===== Dataset records =====
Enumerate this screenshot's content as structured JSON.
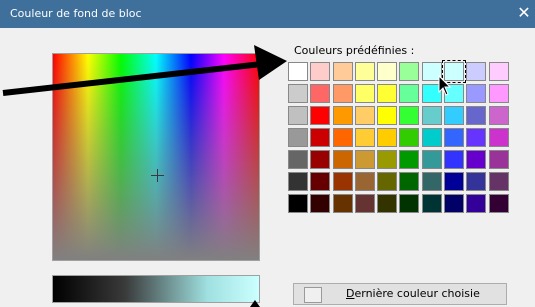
{
  "window": {
    "title": "Couleur de fond de bloc",
    "close_glyph": "✕"
  },
  "presets": {
    "label": "Couleurs prédéfinies :",
    "selected_index": 7,
    "colors": [
      "#ffffff",
      "#ffcccc",
      "#ffcc99",
      "#ffff99",
      "#ffffcc",
      "#99ff99",
      "#ccffff",
      "#ccffff",
      "#ccccff",
      "#ffccff",
      "#cccccc",
      "#ff6666",
      "#ff9966",
      "#ffff66",
      "#ffff33",
      "#66ff99",
      "#33ffff",
      "#66ffff",
      "#9999ff",
      "#ff99ff",
      "#c0c0c0",
      "#ff0000",
      "#ff9900",
      "#ffcc66",
      "#ffff00",
      "#33ff33",
      "#66cccc",
      "#33ccff",
      "#6666cc",
      "#cc66cc",
      "#999999",
      "#cc0000",
      "#ff6600",
      "#ffcc33",
      "#ffcc00",
      "#33cc00",
      "#00cccc",
      "#3366ff",
      "#6633ff",
      "#cc33cc",
      "#666666",
      "#990000",
      "#cc6600",
      "#cc9933",
      "#999900",
      "#009900",
      "#339999",
      "#3333ff",
      "#6600cc",
      "#993399",
      "#333333",
      "#660000",
      "#993300",
      "#996633",
      "#666600",
      "#006600",
      "#336666",
      "#000099",
      "#333399",
      "#663366",
      "#000000",
      "#330000",
      "#663300",
      "#663333",
      "#333300",
      "#003300",
      "#003333",
      "#000066",
      "#330099",
      "#330033"
    ]
  },
  "last_color": {
    "label_underlined": "D",
    "label_rest": "ernière couleur choisie"
  },
  "icons": {
    "close": "close-icon",
    "cursor": "mouse-cursor-icon",
    "crosshair": "crosshair-icon"
  }
}
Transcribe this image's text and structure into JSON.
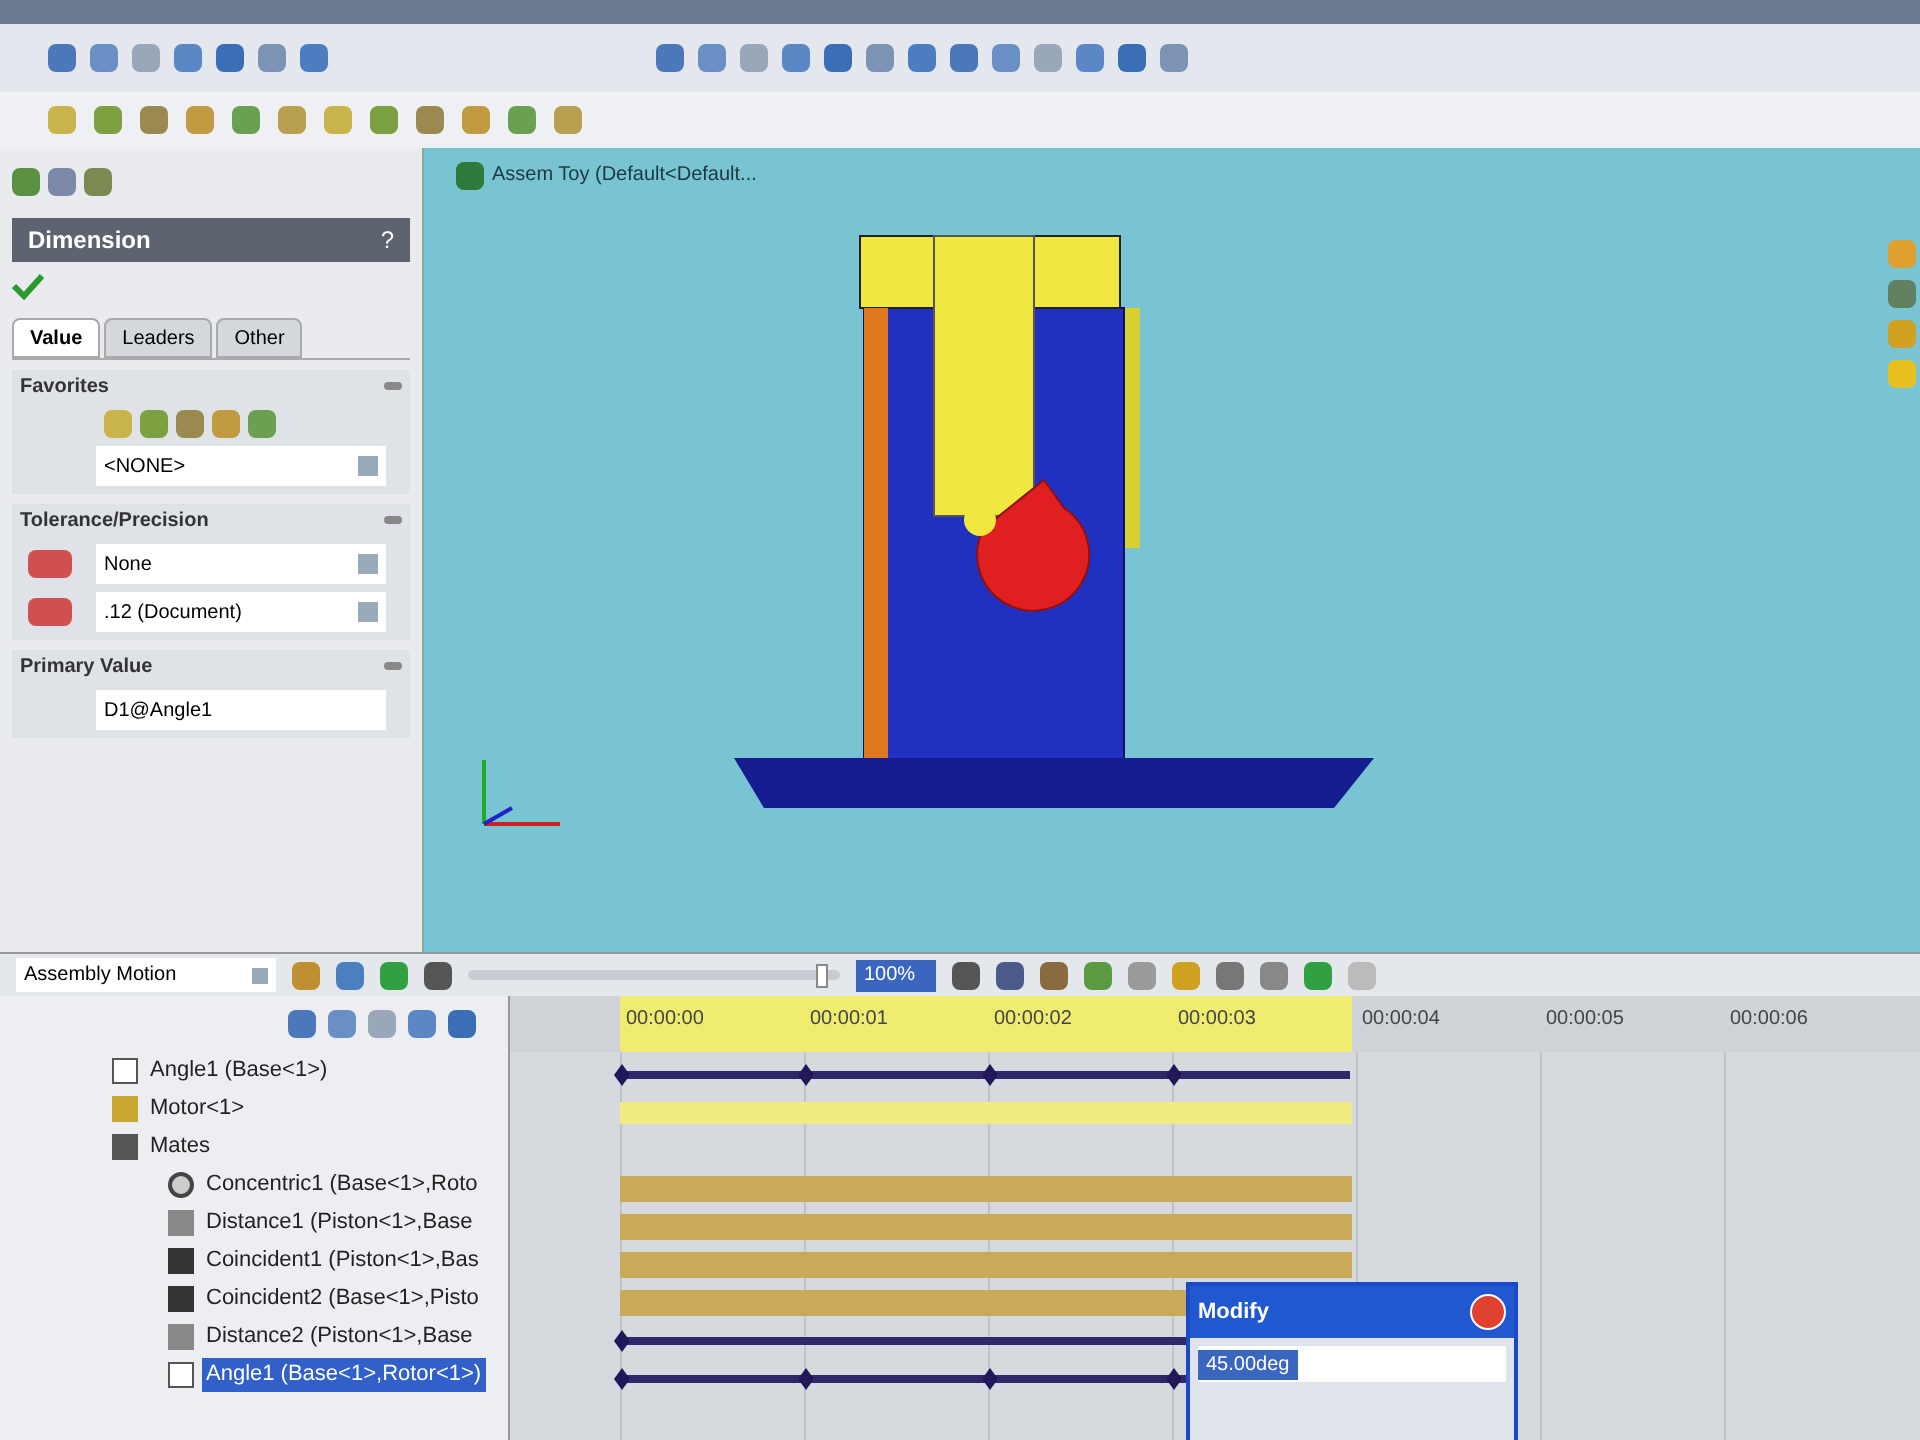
=====
### The task:
Repeat all the data as it stands, dropping any images it holds.

### Output:
Enumerate this screenshot's content as structured JSON.
{
  "window": {
    "title": "Couleur de fond de bloc",
    "close_glyph": "✕"
  },
  "presets": {
    "label": "Couleurs prédéfinies :",
    "selected_index": 7,
    "colors": [
      "#ffffff",
      "#ffcccc",
      "#ffcc99",
      "#ffff99",
      "#ffffcc",
      "#99ff99",
      "#ccffff",
      "#ccffff",
      "#ccccff",
      "#ffccff",
      "#cccccc",
      "#ff6666",
      "#ff9966",
      "#ffff66",
      "#ffff33",
      "#66ff99",
      "#33ffff",
      "#66ffff",
      "#9999ff",
      "#ff99ff",
      "#c0c0c0",
      "#ff0000",
      "#ff9900",
      "#ffcc66",
      "#ffff00",
      "#33ff33",
      "#66cccc",
      "#33ccff",
      "#6666cc",
      "#cc66cc",
      "#999999",
      "#cc0000",
      "#ff6600",
      "#ffcc33",
      "#ffcc00",
      "#33cc00",
      "#00cccc",
      "#3366ff",
      "#6633ff",
      "#cc33cc",
      "#666666",
      "#990000",
      "#cc6600",
      "#cc9933",
      "#999900",
      "#009900",
      "#339999",
      "#3333ff",
      "#6600cc",
      "#993399",
      "#333333",
      "#660000",
      "#993300",
      "#996633",
      "#666600",
      "#006600",
      "#336666",
      "#000099",
      "#333399",
      "#663366",
      "#000000",
      "#330000",
      "#663300",
      "#663333",
      "#333300",
      "#003300",
      "#003333",
      "#000066",
      "#330099",
      "#330033"
    ]
  },
  "last_color": {
    "label_underlined": "D",
    "label_rest": "ernière couleur choisie"
  },
  "icons": {
    "close": "close-icon",
    "cursor": "mouse-cursor-icon",
    "crosshair": "crosshair-icon"
  }
}
Transcribe this image's text and structure into JSON.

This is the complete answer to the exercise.